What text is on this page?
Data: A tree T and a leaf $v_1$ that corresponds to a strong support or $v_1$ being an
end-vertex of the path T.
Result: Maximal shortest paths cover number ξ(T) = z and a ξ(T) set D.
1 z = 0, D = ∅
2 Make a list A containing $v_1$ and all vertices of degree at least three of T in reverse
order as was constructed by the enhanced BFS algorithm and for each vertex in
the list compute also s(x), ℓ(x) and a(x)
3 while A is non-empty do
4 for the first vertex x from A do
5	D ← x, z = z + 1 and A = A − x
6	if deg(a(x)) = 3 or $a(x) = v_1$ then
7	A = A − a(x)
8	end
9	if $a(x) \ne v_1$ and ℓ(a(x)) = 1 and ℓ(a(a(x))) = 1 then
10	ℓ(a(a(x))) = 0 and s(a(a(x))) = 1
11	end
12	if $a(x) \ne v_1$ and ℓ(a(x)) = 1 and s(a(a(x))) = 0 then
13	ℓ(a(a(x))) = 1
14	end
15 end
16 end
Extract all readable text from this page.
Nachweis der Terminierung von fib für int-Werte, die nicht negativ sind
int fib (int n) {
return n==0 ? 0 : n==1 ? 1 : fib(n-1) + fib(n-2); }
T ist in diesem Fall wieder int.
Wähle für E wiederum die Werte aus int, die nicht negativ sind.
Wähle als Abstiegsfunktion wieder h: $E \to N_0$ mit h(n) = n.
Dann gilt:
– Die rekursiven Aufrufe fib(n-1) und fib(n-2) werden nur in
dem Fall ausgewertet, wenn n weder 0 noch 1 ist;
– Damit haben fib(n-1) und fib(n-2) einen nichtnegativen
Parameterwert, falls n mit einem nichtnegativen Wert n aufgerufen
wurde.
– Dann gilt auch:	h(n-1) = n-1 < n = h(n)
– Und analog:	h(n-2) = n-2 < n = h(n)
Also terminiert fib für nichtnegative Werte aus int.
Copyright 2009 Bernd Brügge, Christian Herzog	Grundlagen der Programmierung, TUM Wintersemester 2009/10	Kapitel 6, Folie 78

--------------------------------------------------

Your task is to repeat the data exactly; please include every line.

What text is on this page?
Data: A tree T and a leaf $v_1$ that corresponds to a strong support or $v_1$ being an
end-vertex of the path T.
Result: Maximal shortest paths cover number ξ(T) = z and a ξ(T) set D.
1 z = 0, D = ∅
2 Make a list A containing $v_1$ and all vertices of degree at least three of T in reverse
order as was constructed by the enhanced BFS algorithm and for each vertex in
the list compute also s(x), ℓ(x) and a(x)
3 while A is non-empty do
4 for the first vertex x from A do
5	D ← x, z = z + 1 and A = A − x
6	if deg(a(x)) = 3 or $a(x) = v_1$ then
7	A = A − a(x)
8	end
9	if $a(x) \ne v_1$ and ℓ(a(x)) = 1 and ℓ(a(a(x))) = 1 then
10	ℓ(a(a(x))) = 0 and s(a(a(x))) = 1
11	end
12	if $a(x) \ne v_1$ and ℓ(a(x)) = 1 and s(a(a(x))) = 0 then
13	ℓ(a(a(x))) = 1
14	end
15 end
16 end
Extract all readable text from this page.
Nachweis der Terminierung von fib für int-Werte, die nicht negativ sind
int fib (int n) {
return n==0 ? 0 : n==1 ? 1 : fib(n-1) + fib(n-2); }
T ist in diesem Fall wieder int.
Wähle für E wiederum die Werte aus int, die nicht negativ sind.
Wähle als Abstiegsfunktion wieder h: $E \to N_0$ mit h(n) = n.
Dann gilt:
– Die rekursiven Aufrufe fib(n-1) und fib(n-2) werden nur in
dem Fall ausgewertet, wenn n weder 0 noch 1 ist;
– Damit haben fib(n-1) und fib(n-2) einen nichtnegativen
Parameterwert, falls n mit einem nichtnegativen Wert n aufgerufen
wurde.
– Dann gilt auch:	h(n-1) = n-1 < n = h(n)
– Und analog:	h(n-2) = n-2 < n = h(n)
Also terminiert fib für nichtnegative Werte aus int.
Copyright 2009 Bernd Brügge, Christian Herzog	Grundlagen der Programmierung, TUM Wintersemester 2009/10	Kapitel 6, Folie 78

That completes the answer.